(Dataset entries)
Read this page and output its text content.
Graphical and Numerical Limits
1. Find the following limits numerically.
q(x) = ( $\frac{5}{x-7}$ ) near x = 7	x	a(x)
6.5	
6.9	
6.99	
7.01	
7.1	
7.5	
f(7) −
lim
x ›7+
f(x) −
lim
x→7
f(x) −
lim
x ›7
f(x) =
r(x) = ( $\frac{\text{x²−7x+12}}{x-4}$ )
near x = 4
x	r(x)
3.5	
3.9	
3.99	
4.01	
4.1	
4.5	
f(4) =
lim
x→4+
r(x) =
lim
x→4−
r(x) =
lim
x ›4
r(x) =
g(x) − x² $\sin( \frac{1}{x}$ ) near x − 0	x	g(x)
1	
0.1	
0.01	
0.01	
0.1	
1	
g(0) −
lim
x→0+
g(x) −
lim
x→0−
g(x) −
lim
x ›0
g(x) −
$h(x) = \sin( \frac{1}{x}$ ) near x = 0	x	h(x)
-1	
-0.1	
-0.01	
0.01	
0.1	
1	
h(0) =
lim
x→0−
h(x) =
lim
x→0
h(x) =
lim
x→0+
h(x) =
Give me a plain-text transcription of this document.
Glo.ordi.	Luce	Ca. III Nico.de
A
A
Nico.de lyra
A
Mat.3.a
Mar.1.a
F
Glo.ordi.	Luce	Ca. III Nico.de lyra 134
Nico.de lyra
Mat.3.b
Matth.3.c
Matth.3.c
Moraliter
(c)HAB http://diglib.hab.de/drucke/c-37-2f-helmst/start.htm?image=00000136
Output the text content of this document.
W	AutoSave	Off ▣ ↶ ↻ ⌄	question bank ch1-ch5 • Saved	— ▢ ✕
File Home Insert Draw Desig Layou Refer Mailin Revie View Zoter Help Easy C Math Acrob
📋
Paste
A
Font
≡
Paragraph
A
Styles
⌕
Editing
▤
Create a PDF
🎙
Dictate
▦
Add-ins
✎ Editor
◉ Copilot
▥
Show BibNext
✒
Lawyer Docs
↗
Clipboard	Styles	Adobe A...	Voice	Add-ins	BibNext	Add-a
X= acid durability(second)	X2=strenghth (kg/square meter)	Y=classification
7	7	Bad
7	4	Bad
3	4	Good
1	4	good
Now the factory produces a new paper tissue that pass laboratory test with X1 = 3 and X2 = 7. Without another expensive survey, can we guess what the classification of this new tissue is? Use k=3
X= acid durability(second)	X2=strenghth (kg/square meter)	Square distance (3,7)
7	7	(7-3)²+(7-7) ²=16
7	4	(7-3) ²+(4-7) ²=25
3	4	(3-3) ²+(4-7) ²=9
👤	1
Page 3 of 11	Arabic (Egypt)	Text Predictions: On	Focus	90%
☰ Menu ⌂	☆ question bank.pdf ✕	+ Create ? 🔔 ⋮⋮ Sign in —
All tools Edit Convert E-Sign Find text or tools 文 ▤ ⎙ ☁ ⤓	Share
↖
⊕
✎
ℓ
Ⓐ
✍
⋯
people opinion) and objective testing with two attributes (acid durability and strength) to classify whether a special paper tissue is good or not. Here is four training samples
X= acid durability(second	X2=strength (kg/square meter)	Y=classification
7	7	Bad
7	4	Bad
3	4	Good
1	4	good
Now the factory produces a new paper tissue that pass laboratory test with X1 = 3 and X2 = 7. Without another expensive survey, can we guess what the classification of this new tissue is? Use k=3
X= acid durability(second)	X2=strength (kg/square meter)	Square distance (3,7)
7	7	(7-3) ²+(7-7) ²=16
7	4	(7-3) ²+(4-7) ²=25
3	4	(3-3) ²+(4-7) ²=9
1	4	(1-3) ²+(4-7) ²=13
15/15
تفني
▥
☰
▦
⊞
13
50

# REQUIREMENTS
Scan the material above for the string "ordi" and return the lines that hold it.

# SOLUTION FOR THIS PROBLEM
Glo.ordi.	Luce	Ca. III Nico.de
Glo.ordi.	Luce	Ca. III Nico.de lyra 134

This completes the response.